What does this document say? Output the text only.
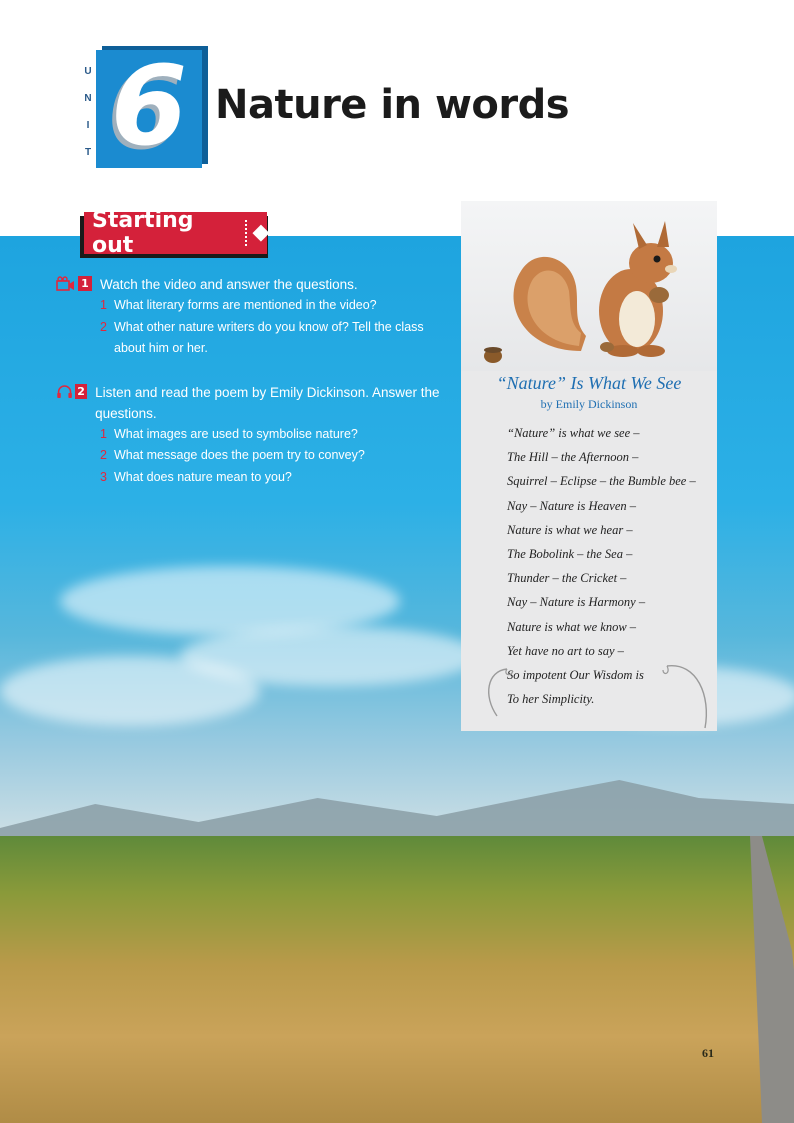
U
N
I
T 6 Nature in words
Starting out
1 Watch the video and answer the questions.
1 What literary forms are mentioned in the video?
2 What other nature writers do you know of? Tell the class about him or her.
2 Listen and read the poem by Emily Dickinson. Answer the questions.
1 What images are used to symbolise nature?
2 What message does the poem try to convey?
3 What does nature mean to you?
“Nature” Is What We See
by Emily Dickinson
“Nature” is what we see –
The Hill – the Afternoon –
Squirrel – Eclipse – the Bumble bee –
Nay – Nature is Heaven –
Nature is what we hear –
The Bobolink – the Sea –
Thunder – the Cricket –
Nay – Nature is Harmony –
Nature is what we know –
Yet have no art to say –
So impotent Our Wisdom is
To her Simplicity.
61
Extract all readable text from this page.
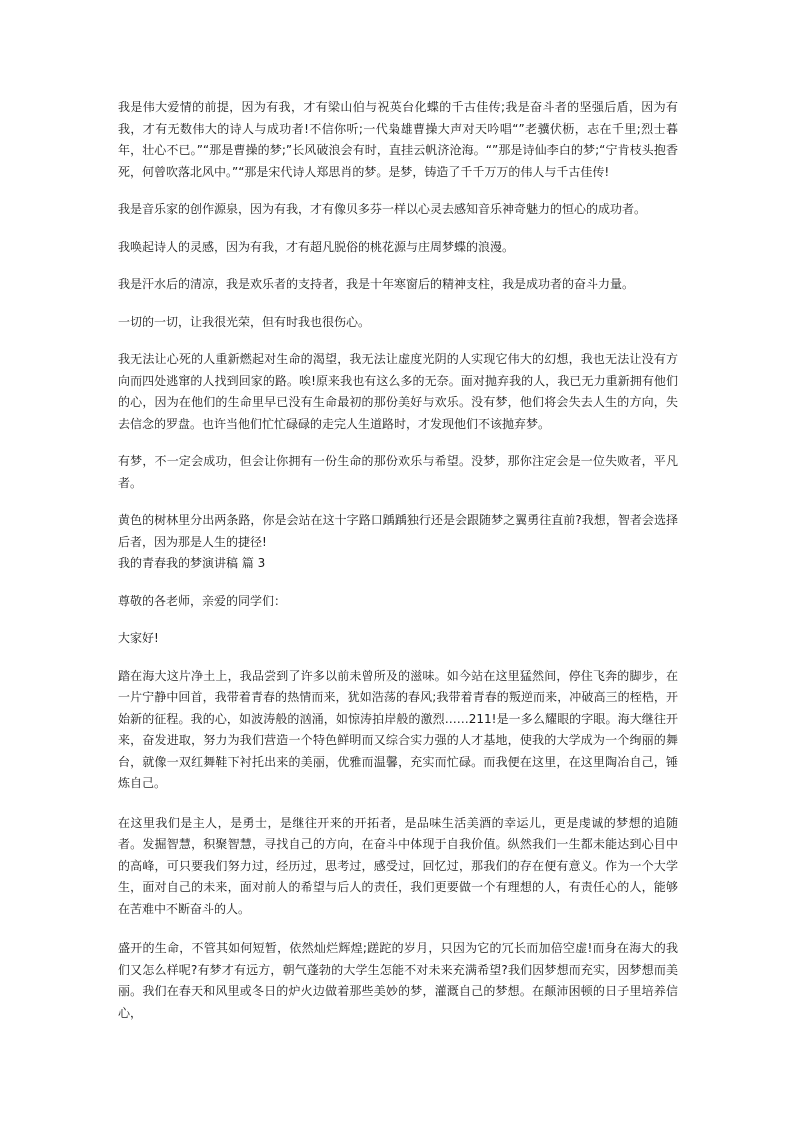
我是伟大爱情的前提，因为有我，才有梁山伯与祝英台化蝶的千古佳传;我是奋斗者的坚强后盾，因为有我，才有无数伟大的诗人与成功者!不信你听;一代枭雄曹操大声对天吟唱“”老骥伏枥，志在千里;烈士暮年，壮心不已。”“那是曹操的梦;”长风破浪会有时，直挂云帆济沧海。“”那是诗仙李白的梦;“宁肯枝头抱香死，何曾吹落北风中。”“那是宋代诗人郑思肖的梦。是梦，铸造了千千万万的伟人与千古佳传!

我是音乐家的创作源泉，因为有我，才有像贝多芬一样以心灵去感知音乐神奇魅力的恒心的成功者。

我唤起诗人的灵感，因为有我，才有超凡脱俗的桃花源与庄周梦蝶的浪漫。

我是汗水后的清凉，我是欢乐者的支持者，我是十年寒窗后的精神支柱，我是成功者的奋斗力量。

一切的一切，让我很光荣，但有时我也很伤心。

我无法让心死的人重新燃起对生命的渴望，我无法让虚度光阴的人实现它伟大的幻想，我也无法让没有方向而四处逃窜的人找到回家的路。唉!原来我也有这么多的无奈。面对抛弃我的人，我已无力重新拥有他们的心，因为在他们的生命里早已没有生命最初的那份美好与欢乐。没有梦，他们将会失去人生的方向，失去信念的罗盘。也许当他们忙忙碌碌的走完人生道路时，才发现他们不该抛弃梦。

有梦，不一定会成功，但会让你拥有一份生命的那份欢乐与希望。没梦，那你注定会是一位失败者，平凡者。

黄色的树林里分出两条路，你是会站在这十字路口踽踽独行还是会跟随梦之翼勇往直前?我想，智者会选择后者，因为那是人生的捷径!

我的青春我的梦演讲稿 篇 3

尊敬的各老师，亲爱的同学们：

大家好!

踏在海大这片净土上，我品尝到了许多以前未曾所及的滋味。如今站在这里猛然间，停住飞奔的脚步，在一片宁静中回首，我带着青春的热情而来，犹如浩荡的春风;我带着青春的叛逆而来，冲破高三的桎梏，开始新的征程。我的心，如波涛般的汹涌，如惊涛拍岸般的激烈……211!是一多么耀眼的字眼。海大继往开来，奋发进取，努力为我们营造一个特色鲜明而又综合实力强的人才基地，使我的大学成为一个绚丽的舞台，就像一双红舞鞋下衬托出来的美丽，优雅而温馨，充实而忙碌。而我便在这里，在这里陶冶自己，锤炼自己。

在这里我们是主人，是勇士，是继往开来的开拓者，是品味生活美酒的幸运儿，更是虔诚的梦想的追随者。发掘智慧，积聚智慧，寻找自己的方向，在奋斗中体现于自我价值。纵然我们一生都未能达到心目中的高峰，可只要我们努力过，经历过，思考过，感受过，回忆过，那我们的存在便有意义。作为一个大学生，面对自己的未来，面对前人的希望与后人的责任，我们更要做一个有理想的人，有责任心的人，能够在苦难中不断奋斗的人。

盛开的生命，不管其如何短暂，依然灿烂辉煌;蹉跎的岁月，只因为它的冗长而加倍空虚!而身在海大的我们又怎么样呢?有梦才有远方，朝气蓬勃的大学生怎能不对未来充满希望?我们因梦想而充实，因梦想而美丽。我们在春天和风里或冬日的炉火边做着那些美妙的梦，灌溉自己的梦想。在颠沛困顿的日子里培养信心，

§ Written problem
Pick out all lines from the data above in which the word "Emily" appears.

§ Answer to this exercise
2 Listen and read the poem by Emily Dickinson. Answer the questions.
by Emily Dickinson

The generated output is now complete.